(Source data)
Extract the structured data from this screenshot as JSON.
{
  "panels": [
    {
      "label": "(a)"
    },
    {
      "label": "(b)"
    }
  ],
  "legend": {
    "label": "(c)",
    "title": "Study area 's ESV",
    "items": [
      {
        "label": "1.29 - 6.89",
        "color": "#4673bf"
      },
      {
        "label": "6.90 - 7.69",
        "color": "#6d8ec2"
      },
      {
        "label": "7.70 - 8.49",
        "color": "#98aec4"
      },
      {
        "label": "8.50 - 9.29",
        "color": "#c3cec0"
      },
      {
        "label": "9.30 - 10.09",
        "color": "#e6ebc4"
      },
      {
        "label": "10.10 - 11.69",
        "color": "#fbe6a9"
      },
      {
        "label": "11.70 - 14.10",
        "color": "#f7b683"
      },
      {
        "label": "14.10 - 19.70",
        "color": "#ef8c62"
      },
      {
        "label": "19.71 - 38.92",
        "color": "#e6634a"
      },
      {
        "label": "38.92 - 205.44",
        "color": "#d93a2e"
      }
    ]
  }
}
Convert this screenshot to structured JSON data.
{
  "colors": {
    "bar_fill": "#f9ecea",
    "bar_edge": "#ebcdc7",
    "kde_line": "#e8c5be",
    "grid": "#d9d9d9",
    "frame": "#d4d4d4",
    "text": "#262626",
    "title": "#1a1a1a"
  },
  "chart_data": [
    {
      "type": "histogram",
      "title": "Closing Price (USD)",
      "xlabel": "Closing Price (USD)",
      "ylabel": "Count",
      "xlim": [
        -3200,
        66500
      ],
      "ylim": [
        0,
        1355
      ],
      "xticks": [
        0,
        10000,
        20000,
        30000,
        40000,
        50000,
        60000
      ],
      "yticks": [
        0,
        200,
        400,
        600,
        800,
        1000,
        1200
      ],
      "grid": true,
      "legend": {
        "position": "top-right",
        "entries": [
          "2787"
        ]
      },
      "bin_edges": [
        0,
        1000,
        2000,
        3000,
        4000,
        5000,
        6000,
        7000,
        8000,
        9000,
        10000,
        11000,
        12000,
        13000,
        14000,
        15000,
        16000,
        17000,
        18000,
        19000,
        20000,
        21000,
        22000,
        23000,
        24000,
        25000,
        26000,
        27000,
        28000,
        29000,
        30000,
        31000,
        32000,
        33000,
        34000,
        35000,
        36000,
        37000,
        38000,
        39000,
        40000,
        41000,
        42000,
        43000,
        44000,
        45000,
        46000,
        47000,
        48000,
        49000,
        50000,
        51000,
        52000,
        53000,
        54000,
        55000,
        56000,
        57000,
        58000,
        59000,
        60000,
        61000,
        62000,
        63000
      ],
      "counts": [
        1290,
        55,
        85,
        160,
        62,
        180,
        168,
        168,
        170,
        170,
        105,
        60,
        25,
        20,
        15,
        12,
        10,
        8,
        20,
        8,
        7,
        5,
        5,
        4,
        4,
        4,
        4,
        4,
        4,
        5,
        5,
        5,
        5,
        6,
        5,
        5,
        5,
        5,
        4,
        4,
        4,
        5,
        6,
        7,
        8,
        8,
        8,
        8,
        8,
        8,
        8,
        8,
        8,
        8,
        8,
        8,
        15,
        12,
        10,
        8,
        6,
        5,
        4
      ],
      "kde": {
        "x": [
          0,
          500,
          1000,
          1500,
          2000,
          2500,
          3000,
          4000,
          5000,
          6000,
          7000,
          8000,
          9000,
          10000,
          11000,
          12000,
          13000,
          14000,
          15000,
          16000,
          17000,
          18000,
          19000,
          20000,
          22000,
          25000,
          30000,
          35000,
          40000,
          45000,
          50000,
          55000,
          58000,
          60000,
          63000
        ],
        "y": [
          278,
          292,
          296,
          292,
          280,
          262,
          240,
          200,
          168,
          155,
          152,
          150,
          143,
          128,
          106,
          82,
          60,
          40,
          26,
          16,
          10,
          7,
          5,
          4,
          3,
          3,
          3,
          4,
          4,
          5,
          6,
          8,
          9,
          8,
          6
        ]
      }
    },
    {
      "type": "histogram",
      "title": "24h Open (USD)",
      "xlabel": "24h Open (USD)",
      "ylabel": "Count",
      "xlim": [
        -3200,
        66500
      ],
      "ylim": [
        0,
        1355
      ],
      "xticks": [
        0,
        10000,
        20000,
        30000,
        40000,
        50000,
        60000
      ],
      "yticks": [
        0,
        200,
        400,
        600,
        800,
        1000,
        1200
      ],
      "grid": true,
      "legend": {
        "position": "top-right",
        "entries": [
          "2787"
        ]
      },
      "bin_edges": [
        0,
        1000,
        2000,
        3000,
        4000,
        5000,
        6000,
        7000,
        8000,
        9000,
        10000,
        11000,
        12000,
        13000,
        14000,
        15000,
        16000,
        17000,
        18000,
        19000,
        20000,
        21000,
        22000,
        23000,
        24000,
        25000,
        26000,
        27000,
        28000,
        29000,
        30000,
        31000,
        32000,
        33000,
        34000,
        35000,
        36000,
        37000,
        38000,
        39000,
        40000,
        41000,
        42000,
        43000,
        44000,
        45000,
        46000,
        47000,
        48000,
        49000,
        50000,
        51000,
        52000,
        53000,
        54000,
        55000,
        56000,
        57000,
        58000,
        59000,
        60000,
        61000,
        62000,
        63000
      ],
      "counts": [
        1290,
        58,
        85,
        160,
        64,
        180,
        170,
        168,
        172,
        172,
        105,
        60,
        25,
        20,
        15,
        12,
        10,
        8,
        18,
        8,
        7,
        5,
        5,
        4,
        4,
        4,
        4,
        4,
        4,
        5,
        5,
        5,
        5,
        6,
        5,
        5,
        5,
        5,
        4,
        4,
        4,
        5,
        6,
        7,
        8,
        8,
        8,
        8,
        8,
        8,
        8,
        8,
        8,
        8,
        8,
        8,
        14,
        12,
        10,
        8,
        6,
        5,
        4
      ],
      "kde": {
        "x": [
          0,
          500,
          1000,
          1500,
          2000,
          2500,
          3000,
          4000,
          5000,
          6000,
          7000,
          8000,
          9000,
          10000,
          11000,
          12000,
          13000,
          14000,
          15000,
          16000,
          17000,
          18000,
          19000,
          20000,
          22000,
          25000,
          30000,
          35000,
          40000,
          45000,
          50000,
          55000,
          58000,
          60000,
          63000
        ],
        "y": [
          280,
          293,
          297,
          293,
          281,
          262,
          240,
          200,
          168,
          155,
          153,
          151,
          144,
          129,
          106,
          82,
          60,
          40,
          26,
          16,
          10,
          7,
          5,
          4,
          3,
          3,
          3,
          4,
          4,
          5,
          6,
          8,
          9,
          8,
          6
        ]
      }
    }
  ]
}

== What is being asked ==
Wherever a line in the data above holds "this", copy that line.

== Exercise output ==
Extract the structured data from this screenshot as JSON.
Convert this screenshot to structured JSON data.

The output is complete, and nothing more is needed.